Raw records:
-.-.-

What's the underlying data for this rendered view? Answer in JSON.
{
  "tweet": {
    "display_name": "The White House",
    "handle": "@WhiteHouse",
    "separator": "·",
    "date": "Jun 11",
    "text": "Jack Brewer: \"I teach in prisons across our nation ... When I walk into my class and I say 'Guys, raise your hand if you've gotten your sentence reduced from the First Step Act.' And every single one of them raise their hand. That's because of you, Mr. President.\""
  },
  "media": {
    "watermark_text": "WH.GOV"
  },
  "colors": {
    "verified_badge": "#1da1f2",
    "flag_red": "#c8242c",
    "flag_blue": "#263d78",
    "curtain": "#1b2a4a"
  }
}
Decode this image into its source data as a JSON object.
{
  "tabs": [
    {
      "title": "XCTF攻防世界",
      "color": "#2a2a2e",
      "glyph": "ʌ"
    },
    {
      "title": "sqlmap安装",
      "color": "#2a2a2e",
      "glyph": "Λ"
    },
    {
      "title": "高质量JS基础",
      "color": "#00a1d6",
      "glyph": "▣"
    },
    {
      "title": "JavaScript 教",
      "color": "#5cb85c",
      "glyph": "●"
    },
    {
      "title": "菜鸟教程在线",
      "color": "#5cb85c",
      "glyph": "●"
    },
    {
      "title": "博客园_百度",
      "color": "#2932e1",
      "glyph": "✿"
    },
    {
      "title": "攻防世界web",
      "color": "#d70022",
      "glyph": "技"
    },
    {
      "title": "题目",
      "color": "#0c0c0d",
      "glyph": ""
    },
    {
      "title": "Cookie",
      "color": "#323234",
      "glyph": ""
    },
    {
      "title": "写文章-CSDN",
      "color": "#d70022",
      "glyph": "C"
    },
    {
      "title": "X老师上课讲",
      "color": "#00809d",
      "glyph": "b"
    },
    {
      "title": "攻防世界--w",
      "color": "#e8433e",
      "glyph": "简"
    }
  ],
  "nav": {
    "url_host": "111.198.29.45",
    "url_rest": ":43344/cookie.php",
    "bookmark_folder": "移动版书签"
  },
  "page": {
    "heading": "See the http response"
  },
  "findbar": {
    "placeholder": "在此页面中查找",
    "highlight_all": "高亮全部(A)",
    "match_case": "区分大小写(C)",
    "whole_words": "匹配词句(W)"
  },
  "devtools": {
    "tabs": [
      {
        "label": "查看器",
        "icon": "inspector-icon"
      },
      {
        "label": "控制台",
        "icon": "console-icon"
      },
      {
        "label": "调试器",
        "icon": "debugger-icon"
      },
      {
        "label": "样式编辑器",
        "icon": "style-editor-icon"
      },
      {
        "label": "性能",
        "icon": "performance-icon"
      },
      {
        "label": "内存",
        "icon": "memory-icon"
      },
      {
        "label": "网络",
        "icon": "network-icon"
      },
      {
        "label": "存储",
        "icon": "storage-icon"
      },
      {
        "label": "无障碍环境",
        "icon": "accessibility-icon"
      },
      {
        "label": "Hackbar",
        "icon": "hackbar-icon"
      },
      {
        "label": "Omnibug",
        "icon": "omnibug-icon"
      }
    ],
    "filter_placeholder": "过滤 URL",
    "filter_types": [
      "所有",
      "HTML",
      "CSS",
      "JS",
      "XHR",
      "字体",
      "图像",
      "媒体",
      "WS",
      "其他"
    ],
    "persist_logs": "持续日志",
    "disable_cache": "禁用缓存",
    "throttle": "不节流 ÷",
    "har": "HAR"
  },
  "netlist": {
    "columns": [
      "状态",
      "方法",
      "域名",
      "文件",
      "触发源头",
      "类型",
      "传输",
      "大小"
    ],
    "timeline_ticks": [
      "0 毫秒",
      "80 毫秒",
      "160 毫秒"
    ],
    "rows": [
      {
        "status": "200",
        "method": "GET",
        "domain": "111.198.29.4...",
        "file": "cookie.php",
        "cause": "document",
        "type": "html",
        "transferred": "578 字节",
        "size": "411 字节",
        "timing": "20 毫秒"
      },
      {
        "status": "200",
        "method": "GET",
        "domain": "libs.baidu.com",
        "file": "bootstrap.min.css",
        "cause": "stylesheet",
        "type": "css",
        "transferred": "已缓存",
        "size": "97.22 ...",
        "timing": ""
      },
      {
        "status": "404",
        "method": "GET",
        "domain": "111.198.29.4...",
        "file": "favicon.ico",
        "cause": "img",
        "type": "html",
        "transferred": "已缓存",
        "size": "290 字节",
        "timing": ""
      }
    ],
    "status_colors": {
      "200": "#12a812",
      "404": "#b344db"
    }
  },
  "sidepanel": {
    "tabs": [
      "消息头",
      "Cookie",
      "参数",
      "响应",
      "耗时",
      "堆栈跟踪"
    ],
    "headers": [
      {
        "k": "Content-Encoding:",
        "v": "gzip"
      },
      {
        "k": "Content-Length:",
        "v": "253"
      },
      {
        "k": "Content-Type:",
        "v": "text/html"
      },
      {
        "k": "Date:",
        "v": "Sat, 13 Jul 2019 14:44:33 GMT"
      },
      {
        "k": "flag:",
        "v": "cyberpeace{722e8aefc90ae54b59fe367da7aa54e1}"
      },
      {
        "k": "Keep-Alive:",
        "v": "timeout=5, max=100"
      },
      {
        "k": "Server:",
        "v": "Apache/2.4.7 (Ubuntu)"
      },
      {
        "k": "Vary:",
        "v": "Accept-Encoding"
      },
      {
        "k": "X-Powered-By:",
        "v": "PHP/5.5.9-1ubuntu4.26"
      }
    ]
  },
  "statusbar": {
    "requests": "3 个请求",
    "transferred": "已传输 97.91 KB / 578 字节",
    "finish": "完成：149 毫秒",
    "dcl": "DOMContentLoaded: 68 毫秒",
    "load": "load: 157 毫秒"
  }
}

-.-.-

Word for word, extract all the records.

What's the underlying data for this rendered view? Answer in JSON.
{
  "tweet": {
    "display_name": "The White House",
    "handle": "@WhiteHouse",
    "separator": "·",
    "date": "Jun 11",
    "text": "Jack Brewer: \"I teach in prisons across our nation ... When I walk into my class and I say 'Guys, raise your hand if you've gotten your sentence reduced from the First Step Act.' And every single one of them raise their hand. That's because of you, Mr. President.\""
  },
  "media": {
    "watermark_text": "WH.GOV"
  },
  "colors": {
    "verified_badge": "#1da1f2",
    "flag_red": "#c8242c",
    "flag_blue": "#263d78",
    "curtain": "#1b2a4a"
  }
}
Decode this image into its source data as a JSON object.
{
  "tabs": [
    {
      "title": "XCTF攻防世界",
      "color": "#2a2a2e",
      "glyph": "ʌ"
    },
    {
      "title": "sqlmap安装",
      "color": "#2a2a2e",
      "glyph": "Λ"
    },
    {
      "title": "高质量JS基础",
      "color": "#00a1d6",
      "glyph": "▣"
    },
    {
      "title": "JavaScript 教",
      "color": "#5cb85c",
      "glyph": "●"
    },
    {
      "title": "菜鸟教程在线",
      "color": "#5cb85c",
      "glyph": "●"
    },
    {
      "title": "博客园_百度",
      "color": "#2932e1",
      "glyph": "✿"
    },
    {
      "title": "攻防世界web",
      "color": "#d70022",
      "glyph": "技"
    },
    {
      "title": "题目",
      "color": "#0c0c0d",
      "glyph": ""
    },
    {
      "title": "Cookie",
      "color": "#323234",
      "glyph": ""
    },
    {
      "title": "写文章-CSDN",
      "color": "#d70022",
      "glyph": "C"
    },
    {
      "title": "X老师上课讲",
      "color": "#00809d",
      "glyph": "b"
    },
    {
      "title": "攻防世界--w",
      "color": "#e8433e",
      "glyph": "简"
    }
  ],
  "nav": {
    "url_host": "111.198.29.45",
    "url_rest": ":43344/cookie.php",
    "bookmark_folder": "移动版书签"
  },
  "page": {
    "heading": "See the http response"
  },
  "findbar": {
    "placeholder": "在此页面中查找",
    "highlight_all": "高亮全部(A)",
    "match_case": "区分大小写(C)",
    "whole_words": "匹配词句(W)"
  },
  "devtools": {
    "tabs": [
      {
        "label": "查看器",
        "icon": "inspector-icon"
      },
      {
        "label": "控制台",
        "icon": "console-icon"
      },
      {
        "label": "调试器",
        "icon": "debugger-icon"
      },
      {
        "label": "样式编辑器",
        "icon": "style-editor-icon"
      },
      {
        "label": "性能",
        "icon": "performance-icon"
      },
      {
        "label": "内存",
        "icon": "memory-icon"
      },
      {
        "label": "网络",
        "icon": "network-icon"
      },
      {
        "label": "存储",
        "icon": "storage-icon"
      },
      {
        "label": "无障碍环境",
        "icon": "accessibility-icon"
      },
      {
        "label": "Hackbar",
        "icon": "hackbar-icon"
      },
      {
        "label": "Omnibug",
        "icon": "omnibug-icon"
      }
    ],
    "filter_placeholder": "过滤 URL",
    "filter_types": [
      "所有",
      "HTML",
      "CSS",
      "JS",
      "XHR",
      "字体",
      "图像",
      "媒体",
      "WS",
      "其他"
    ],
    "persist_logs": "持续日志",
    "disable_cache": "禁用缓存",
    "throttle": "不节流 ÷",
    "har": "HAR"
  },
  "netlist": {
    "columns": [
      "状态",
      "方法",
      "域名",
      "文件",
      "触发源头",
      "类型",
      "传输",
      "大小"
    ],
    "timeline_ticks": [
      "0 毫秒",
      "80 毫秒",
      "160 毫秒"
    ],
    "rows": [
      {
        "status": "200",
        "method": "GET",
        "domain": "111.198.29.4...",
        "file": "cookie.php",
        "cause": "document",
        "type": "html",
        "transferred": "578 字节",
        "size": "411 字节",
        "timing": "20 毫秒"
      },
      {
        "status": "200",
        "method": "GET",
        "domain": "libs.baidu.com",
        "file": "bootstrap.min.css",
        "cause": "stylesheet",
        "type": "css",
        "transferred": "已缓存",
        "size": "97.22 ...",
        "timing": ""
      },
      {
        "status": "404",
        "method": "GET",
        "domain": "111.198.29.4...",
        "file": "favicon.ico",
        "cause": "img",
        "type": "html",
        "transferred": "已缓存",
        "size": "290 字节",
        "timing": ""
      }
    ],
    "status_colors": {
      "200": "#12a812",
      "404": "#b344db"
    }
  },
  "sidepanel": {
    "tabs": [
      "消息头",
      "Cookie",
      "参数",
      "响应",
      "耗时",
      "堆栈跟踪"
    ],
    "headers": [
      {
        "k": "Content-Encoding:",
        "v": "gzip"
      },
      {
        "k": "Content-Length:",
        "v": "253"
      },
      {
        "k": "Content-Type:",
        "v": "text/html"
      },
      {
        "k": "Date:",
        "v": "Sat, 13 Jul 2019 14:44:33 GMT"
      },
      {
        "k": "flag:",
        "v": "cyberpeace{722e8aefc90ae54b59fe367da7aa54e1}"
      },
      {
        "k": "Keep-Alive:",
        "v": "timeout=5, max=100"
      },
      {
        "k": "Server:",
        "v": "Apache/2.4.7 (Ubuntu)"
      },
      {
        "k": "Vary:",
        "v": "Accept-Encoding"
      },
      {
        "k": "X-Powered-By:",
        "v": "PHP/5.5.9-1ubuntu4.26"
      }
    ]
  },
  "statusbar": {
    "requests": "3 个请求",
    "transferred": "已传输 97.91 KB / 578 字节",
    "finish": "完成：149 毫秒",
    "dcl": "DOMContentLoaded: 68 毫秒",
    "load": "load: 157 毫秒"
  }
}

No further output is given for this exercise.